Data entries
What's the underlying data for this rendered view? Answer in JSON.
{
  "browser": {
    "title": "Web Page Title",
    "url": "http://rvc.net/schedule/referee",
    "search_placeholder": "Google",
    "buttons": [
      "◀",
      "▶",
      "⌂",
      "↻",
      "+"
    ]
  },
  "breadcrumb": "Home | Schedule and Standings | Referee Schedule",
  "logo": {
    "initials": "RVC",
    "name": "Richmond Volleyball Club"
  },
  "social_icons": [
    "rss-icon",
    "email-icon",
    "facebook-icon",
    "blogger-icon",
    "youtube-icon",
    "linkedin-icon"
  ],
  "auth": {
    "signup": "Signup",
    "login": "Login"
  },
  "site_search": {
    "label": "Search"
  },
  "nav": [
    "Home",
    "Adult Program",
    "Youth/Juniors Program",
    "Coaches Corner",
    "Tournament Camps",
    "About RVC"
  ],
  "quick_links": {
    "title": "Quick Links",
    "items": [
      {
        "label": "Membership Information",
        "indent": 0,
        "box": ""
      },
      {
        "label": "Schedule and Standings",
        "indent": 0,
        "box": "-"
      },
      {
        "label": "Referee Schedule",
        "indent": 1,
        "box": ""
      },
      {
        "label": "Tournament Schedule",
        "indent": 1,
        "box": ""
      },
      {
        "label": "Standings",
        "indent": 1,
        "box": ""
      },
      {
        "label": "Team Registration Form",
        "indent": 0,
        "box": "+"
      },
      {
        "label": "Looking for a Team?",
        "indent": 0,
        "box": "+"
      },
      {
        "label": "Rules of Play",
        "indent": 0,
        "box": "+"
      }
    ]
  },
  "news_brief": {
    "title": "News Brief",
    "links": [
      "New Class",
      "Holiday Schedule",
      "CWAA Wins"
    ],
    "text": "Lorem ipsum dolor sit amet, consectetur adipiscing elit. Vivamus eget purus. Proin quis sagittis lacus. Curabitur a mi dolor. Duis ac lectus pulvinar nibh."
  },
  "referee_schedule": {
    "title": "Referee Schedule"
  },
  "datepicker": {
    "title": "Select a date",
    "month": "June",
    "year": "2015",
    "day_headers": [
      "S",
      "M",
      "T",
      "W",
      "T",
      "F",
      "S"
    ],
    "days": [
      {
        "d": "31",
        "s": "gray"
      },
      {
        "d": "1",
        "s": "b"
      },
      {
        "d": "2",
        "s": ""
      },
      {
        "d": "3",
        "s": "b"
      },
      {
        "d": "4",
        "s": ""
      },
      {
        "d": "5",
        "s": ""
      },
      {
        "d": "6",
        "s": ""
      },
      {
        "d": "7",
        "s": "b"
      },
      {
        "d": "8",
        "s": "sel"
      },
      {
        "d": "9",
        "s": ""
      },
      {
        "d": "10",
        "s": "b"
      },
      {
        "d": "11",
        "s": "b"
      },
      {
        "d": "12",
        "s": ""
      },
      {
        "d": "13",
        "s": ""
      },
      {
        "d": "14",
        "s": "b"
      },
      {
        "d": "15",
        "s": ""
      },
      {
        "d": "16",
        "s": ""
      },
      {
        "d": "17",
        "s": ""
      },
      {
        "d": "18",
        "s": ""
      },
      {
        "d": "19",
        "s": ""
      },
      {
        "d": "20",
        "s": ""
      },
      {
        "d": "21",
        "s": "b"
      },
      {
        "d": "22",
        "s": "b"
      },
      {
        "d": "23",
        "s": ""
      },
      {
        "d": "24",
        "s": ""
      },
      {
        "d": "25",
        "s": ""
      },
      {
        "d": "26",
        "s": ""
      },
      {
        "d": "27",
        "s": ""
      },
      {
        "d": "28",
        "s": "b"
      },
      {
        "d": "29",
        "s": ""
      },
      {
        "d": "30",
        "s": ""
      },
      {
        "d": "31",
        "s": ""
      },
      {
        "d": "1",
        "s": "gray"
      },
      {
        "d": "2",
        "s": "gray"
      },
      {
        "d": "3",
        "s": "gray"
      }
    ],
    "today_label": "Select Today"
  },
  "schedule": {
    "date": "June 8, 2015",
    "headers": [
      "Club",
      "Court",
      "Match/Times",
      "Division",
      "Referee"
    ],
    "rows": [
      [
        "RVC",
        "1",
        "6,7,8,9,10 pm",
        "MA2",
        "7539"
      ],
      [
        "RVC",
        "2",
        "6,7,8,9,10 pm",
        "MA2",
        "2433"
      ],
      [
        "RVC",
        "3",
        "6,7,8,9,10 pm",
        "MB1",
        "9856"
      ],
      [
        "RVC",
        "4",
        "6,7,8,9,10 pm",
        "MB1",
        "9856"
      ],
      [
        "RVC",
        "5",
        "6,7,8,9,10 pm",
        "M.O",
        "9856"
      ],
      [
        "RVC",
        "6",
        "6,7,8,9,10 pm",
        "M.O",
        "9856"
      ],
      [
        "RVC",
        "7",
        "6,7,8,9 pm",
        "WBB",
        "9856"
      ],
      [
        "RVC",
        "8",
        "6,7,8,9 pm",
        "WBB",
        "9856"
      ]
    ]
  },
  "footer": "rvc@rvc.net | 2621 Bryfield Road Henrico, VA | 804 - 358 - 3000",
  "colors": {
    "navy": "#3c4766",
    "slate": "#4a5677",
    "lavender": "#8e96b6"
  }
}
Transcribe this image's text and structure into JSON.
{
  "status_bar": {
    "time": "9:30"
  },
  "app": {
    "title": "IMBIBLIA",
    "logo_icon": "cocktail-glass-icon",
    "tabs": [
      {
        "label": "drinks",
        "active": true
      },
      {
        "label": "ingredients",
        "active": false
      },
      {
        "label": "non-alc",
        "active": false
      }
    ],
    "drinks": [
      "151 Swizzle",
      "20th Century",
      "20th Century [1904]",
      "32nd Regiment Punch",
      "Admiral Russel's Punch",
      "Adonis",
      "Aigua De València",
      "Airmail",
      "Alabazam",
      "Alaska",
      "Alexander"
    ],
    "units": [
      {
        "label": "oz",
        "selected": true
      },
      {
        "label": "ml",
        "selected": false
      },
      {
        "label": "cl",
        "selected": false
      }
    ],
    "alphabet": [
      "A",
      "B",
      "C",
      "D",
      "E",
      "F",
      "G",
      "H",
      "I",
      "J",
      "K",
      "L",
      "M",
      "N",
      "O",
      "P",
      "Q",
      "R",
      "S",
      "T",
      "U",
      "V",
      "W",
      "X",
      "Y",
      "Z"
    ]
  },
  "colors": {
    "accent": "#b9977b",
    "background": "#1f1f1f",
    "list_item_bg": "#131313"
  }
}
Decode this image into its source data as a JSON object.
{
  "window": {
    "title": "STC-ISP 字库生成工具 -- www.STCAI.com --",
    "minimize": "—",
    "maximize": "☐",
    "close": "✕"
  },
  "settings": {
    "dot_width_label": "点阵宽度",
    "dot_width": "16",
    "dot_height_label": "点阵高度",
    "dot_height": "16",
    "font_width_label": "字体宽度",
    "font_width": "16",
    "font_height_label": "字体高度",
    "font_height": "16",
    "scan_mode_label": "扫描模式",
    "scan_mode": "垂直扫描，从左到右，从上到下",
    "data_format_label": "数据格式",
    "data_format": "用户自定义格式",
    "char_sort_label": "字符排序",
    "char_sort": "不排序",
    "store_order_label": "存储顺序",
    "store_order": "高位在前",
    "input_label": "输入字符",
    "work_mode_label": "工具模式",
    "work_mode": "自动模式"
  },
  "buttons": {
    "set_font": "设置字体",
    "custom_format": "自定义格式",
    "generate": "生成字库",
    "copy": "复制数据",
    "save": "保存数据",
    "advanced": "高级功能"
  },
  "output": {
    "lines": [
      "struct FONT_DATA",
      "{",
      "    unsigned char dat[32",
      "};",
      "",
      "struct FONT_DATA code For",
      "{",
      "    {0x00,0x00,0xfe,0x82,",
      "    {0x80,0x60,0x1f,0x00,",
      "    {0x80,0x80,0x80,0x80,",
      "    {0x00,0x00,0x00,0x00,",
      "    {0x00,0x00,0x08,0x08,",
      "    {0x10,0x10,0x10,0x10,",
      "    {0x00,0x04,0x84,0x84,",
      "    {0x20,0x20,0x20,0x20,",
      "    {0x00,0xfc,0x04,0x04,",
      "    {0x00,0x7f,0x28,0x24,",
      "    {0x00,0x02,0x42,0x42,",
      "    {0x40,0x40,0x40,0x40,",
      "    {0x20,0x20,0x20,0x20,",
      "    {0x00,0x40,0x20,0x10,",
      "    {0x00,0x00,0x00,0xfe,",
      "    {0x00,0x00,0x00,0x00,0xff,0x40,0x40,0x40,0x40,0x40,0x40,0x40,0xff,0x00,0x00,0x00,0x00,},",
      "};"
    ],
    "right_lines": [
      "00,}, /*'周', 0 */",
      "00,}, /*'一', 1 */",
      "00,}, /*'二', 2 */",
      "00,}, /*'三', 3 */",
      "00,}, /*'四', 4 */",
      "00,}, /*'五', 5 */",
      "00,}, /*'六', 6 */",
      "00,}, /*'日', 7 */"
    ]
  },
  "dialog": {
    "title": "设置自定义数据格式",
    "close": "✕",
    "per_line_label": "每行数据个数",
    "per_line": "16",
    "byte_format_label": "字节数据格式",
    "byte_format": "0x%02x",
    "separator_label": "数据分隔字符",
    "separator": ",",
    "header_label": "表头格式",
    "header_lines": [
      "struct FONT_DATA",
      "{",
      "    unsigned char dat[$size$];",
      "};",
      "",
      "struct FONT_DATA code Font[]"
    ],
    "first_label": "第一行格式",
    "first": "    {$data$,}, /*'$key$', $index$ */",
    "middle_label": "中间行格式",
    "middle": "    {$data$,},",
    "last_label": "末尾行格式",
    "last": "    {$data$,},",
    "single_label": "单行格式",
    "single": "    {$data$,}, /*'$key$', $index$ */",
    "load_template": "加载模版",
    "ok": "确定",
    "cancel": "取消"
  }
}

**Description of the task**: Show every line in the entries where the string "text" occurs.

**Output for this task**:
    "text": "Lorem ipsum dolor sit amet, consectetur adipiscing elit. Vivamus eget purus. Proin quis sagittis lacus. Curabitur a mi dolor. Duis ac lectus pulvinar nibh."
Transcribe this image's text and structure into JSON.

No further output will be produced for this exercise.